What the task requires
Below are some entries. Output each one exactly as it appears.

[Dataset records]
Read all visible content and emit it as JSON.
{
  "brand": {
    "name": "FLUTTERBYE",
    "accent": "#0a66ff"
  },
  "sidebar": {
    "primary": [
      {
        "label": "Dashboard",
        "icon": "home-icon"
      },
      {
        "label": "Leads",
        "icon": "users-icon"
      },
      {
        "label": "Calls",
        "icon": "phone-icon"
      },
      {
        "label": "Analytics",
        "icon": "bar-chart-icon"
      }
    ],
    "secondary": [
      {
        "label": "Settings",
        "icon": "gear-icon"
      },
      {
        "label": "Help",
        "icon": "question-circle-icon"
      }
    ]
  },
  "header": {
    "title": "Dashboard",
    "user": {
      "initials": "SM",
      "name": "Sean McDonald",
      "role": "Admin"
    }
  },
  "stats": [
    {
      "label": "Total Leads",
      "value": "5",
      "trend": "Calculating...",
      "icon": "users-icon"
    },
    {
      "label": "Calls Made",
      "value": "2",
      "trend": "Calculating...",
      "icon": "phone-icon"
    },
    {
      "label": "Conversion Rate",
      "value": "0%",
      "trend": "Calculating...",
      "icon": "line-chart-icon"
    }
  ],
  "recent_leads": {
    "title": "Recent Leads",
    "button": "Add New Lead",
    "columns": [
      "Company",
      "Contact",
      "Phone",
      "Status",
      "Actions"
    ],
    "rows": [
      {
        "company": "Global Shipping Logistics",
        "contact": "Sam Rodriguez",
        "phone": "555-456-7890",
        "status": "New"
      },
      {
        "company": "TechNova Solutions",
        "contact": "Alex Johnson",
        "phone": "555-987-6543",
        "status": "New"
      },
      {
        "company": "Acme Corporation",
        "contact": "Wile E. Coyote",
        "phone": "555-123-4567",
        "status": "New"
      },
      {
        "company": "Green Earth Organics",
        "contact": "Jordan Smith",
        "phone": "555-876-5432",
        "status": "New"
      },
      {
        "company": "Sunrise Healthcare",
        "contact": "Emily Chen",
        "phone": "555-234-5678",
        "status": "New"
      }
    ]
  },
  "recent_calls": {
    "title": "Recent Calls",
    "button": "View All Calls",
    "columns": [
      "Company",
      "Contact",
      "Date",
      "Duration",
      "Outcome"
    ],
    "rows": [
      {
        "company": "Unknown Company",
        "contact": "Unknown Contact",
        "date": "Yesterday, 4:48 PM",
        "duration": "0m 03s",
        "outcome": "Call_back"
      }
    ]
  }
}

Response
Read all visible content and emit it as JSON.
{
  "brand": {
    "name": "FLUTTERBYE",
    "accent": "#0a66ff"
  },
  "sidebar": {
    "primary": [
      {
        "label": "Dashboard",
        "icon": "home-icon"
      },
      {
        "label": "Leads",
        "icon": "users-icon"
      },
      {
        "label": "Calls",
        "icon": "phone-icon"
      },
      {
        "label": "Analytics",
        "icon": "bar-chart-icon"
      }
    ],
    "secondary": [
      {
        "label": "Settings",
        "icon": "gear-icon"
      },
      {
        "label": "Help",
        "icon": "question-circle-icon"
      }
    ]
  },
  "header": {
    "title": "Dashboard",
    "user": {
      "initials": "SM",
      "name": "Sean McDonald",
      "role": "Admin"
    }
  },
  "stats": [
    {
      "label": "Total Leads",
      "value": "5",
      "trend": "Calculating...",
      "icon": "users-icon"
    },
    {
      "label": "Calls Made",
      "value": "2",
      "trend": "Calculating...",
      "icon": "phone-icon"
    },
    {
      "label": "Conversion Rate",
      "value": "0%",
      "trend": "Calculating...",
      "icon": "line-chart-icon"
    }
  ],
  "recent_leads": {
    "title": "Recent Leads",
    "button": "Add New Lead",
    "columns": [
      "Company",
      "Contact",
      "Phone",
      "Status",
      "Actions"
    ],
    "rows": [
      {
        "company": "Global Shipping Logistics",
        "contact": "Sam Rodriguez",
        "phone": "555-456-7890",
        "status": "New"
      },
      {
        "company": "TechNova Solutions",
        "contact": "Alex Johnson",
        "phone": "555-987-6543",
        "status": "New"
      },
      {
        "company": "Acme Corporation",
        "contact": "Wile E. Coyote",
        "phone": "555-123-4567",
        "status": "New"
      },
      {
        "company": "Green Earth Organics",
        "contact": "Jordan Smith",
        "phone": "555-876-5432",
        "status": "New"
      },
      {
        "company": "Sunrise Healthcare",
        "contact": "Emily Chen",
        "phone": "555-234-5678",
        "status": "New"
      }
    ]
  },
  "recent_calls": {
    "title": "Recent Calls",
    "button": "View All Calls",
    "columns": [
      "Company",
      "Contact",
      "Date",
      "Duration",
      "Outcome"
    ],
    "rows": [
      {
        "company": "Unknown Company",
        "contact": "Unknown Contact",
        "date": "Yesterday, 4:48 PM",
        "duration": "0m 03s",
        "outcome": "Call_back"
      }
    ]
  }
}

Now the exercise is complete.